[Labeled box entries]
* start *

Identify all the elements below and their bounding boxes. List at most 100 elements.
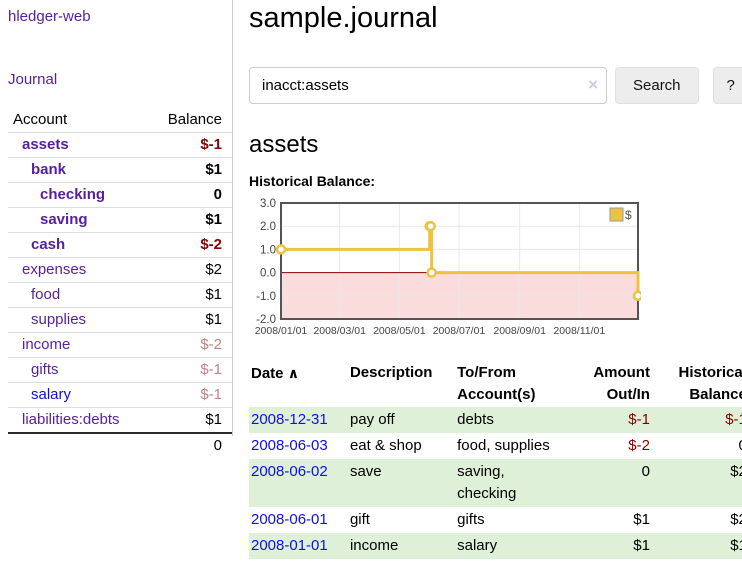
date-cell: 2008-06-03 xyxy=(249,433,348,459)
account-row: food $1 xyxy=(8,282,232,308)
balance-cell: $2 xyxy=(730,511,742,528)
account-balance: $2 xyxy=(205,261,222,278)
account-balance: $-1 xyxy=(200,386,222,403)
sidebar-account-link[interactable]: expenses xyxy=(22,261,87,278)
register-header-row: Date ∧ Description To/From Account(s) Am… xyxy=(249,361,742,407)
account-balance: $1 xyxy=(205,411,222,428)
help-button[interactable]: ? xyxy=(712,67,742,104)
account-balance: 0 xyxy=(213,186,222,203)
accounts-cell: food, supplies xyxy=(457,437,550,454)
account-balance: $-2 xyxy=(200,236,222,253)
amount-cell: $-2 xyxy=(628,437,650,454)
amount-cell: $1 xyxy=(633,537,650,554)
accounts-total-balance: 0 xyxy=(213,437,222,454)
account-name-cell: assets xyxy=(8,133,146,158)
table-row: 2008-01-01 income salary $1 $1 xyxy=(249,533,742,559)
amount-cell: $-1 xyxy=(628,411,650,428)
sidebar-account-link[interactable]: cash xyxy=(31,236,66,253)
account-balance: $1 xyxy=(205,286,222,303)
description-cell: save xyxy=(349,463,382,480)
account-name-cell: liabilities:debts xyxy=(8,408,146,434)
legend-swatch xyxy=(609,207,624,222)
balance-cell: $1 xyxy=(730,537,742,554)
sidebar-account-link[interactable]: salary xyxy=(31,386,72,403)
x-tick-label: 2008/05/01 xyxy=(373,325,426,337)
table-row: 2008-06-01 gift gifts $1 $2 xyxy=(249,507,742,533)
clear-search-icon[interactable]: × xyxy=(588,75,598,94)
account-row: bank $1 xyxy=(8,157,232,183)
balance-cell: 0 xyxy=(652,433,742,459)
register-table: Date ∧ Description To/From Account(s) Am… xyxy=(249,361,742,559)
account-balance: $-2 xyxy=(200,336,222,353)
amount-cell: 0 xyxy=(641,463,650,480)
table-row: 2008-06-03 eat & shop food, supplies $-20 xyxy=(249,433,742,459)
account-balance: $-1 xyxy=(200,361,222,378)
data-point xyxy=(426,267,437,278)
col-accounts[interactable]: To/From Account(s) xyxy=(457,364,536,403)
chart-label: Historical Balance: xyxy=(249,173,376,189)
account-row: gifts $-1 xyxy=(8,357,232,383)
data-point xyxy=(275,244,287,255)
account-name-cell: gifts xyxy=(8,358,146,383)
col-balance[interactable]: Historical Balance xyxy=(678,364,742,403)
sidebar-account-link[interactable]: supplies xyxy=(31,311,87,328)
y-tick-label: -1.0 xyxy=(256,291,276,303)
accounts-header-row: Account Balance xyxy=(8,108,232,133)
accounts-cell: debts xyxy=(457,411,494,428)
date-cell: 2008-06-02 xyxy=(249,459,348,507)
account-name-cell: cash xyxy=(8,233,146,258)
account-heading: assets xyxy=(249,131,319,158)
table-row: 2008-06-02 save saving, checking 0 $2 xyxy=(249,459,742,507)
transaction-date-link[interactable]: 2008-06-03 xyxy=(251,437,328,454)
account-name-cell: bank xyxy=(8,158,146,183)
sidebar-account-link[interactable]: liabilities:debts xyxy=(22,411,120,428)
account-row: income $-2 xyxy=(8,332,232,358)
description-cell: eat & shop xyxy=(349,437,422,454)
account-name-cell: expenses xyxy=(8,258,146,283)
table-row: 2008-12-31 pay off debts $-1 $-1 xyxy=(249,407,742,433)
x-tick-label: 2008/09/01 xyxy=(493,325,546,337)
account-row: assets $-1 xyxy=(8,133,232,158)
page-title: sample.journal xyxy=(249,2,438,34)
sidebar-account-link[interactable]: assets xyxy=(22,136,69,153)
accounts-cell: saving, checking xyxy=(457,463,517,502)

* end *

Problem details: Rewrite every entry above, replacing "account-balance" with "balance-label" each time it occurs and leaving all other text unchanged. Omit the pictures from your answer.

Exercise answer:
Identify all the elements below and their bounding boxes. List at most 100 elements.
date-cell: 2008-06-03 xyxy=(249,433,348,459)
account-row: food $1 xyxy=(8,282,232,308)
balance-cell: $2 xyxy=(730,511,742,528)
balance-label: $2 xyxy=(205,261,222,278)
balance-label: $-1 xyxy=(200,386,222,403)
sidebar-account-link[interactable]: expenses xyxy=(22,261,87,278)
register-header-row: Date ∧ Description To/From Account(s) Am… xyxy=(249,361,742,407)
balance-label: $1 xyxy=(205,411,222,428)
help-button[interactable]: ? xyxy=(712,67,742,104)
balance-label: 0 xyxy=(213,186,222,203)
accounts-cell: food, supplies xyxy=(457,437,550,454)
balance-label: $-2 xyxy=(200,236,222,253)
amount-cell: $-2 xyxy=(628,437,650,454)
amount-cell: $1 xyxy=(633,537,650,554)
accounts-total-balance: 0 xyxy=(213,437,222,454)
account-name-cell: assets xyxy=(8,133,146,158)
table-row: 2008-01-01 income salary $1 $1 xyxy=(249,533,742,559)
amount-cell: $-1 xyxy=(628,411,650,428)
sidebar-account-link[interactable]: cash xyxy=(31,236,66,253)
balance-label: $1 xyxy=(205,286,222,303)
description-cell: save xyxy=(349,463,382,480)
account-name-cell: liabilities:debts xyxy=(8,408,146,434)
legend-swatch xyxy=(609,207,624,222)
balance-cell: $1 xyxy=(730,537,742,554)
sidebar-account-link[interactable]: salary xyxy=(31,386,72,403)
x-tick-label: 2008/05/01 xyxy=(373,325,426,337)
table-row: 2008-06-01 gift gifts $1 $2 xyxy=(249,507,742,533)
clear-search-icon[interactable]: × xyxy=(588,75,598,94)
account-row: bank $1 xyxy=(8,157,232,183)
balance-cell: 0 xyxy=(652,433,742,459)
register-table: Date ∧ Description To/From Account(s) Am… xyxy=(249,361,742,559)
balance-label: $-2 xyxy=(200,336,222,353)
amount-cell: 0 xyxy=(641,463,650,480)
table-row: 2008-06-03 eat & shop food, supplies $-20 xyxy=(249,433,742,459)
balance-label: $-1 xyxy=(200,361,222,378)
data-point xyxy=(426,267,437,278)
col-accounts[interactable]: To/From Account(s) xyxy=(457,364,536,403)
chart-label: Historical Balance: xyxy=(249,173,376,189)
account-row: gifts $-1 xyxy=(8,357,232,383)
data-point xyxy=(275,244,287,255)
account-name-cell: gifts xyxy=(8,358,146,383)
col-balance[interactable]: Historical Balance xyxy=(678,364,742,403)
sidebar-account-link[interactable]: supplies xyxy=(31,311,87,328)
y-tick-label: -1.0 xyxy=(256,291,276,303)
accounts-header-row: Account Balance xyxy=(8,108,232,133)
accounts-cell: debts xyxy=(457,411,494,428)
date-cell: 2008-06-02 xyxy=(249,459,348,507)
account-name-cell: cash xyxy=(8,233,146,258)
account-heading: assets xyxy=(249,131,319,158)
table-row: 2008-06-02 save saving, checking 0 $2 xyxy=(249,459,742,507)
transaction-date-link[interactable]: 2008-06-03 xyxy=(251,437,328,454)
account-name-cell: bank xyxy=(8,158,146,183)
sidebar-account-link[interactable]: liabilities:debts xyxy=(22,411,120,428)
account-row: income $-2 xyxy=(8,332,232,358)
description-cell: eat & shop xyxy=(349,437,422,454)
account-name-cell: expenses xyxy=(8,258,146,283)
table-row: 2008-12-31 pay off debts $-1 $-1 xyxy=(249,407,742,433)
x-tick-label: 2008/09/01 xyxy=(493,325,546,337)
account-row: assets $-1 xyxy=(8,133,232,158)
page-title: sample.journal xyxy=(249,2,438,34)
sidebar-account-link[interactable]: assets xyxy=(22,136,69,153)
accounts-cell: saving, checking xyxy=(457,463,517,502)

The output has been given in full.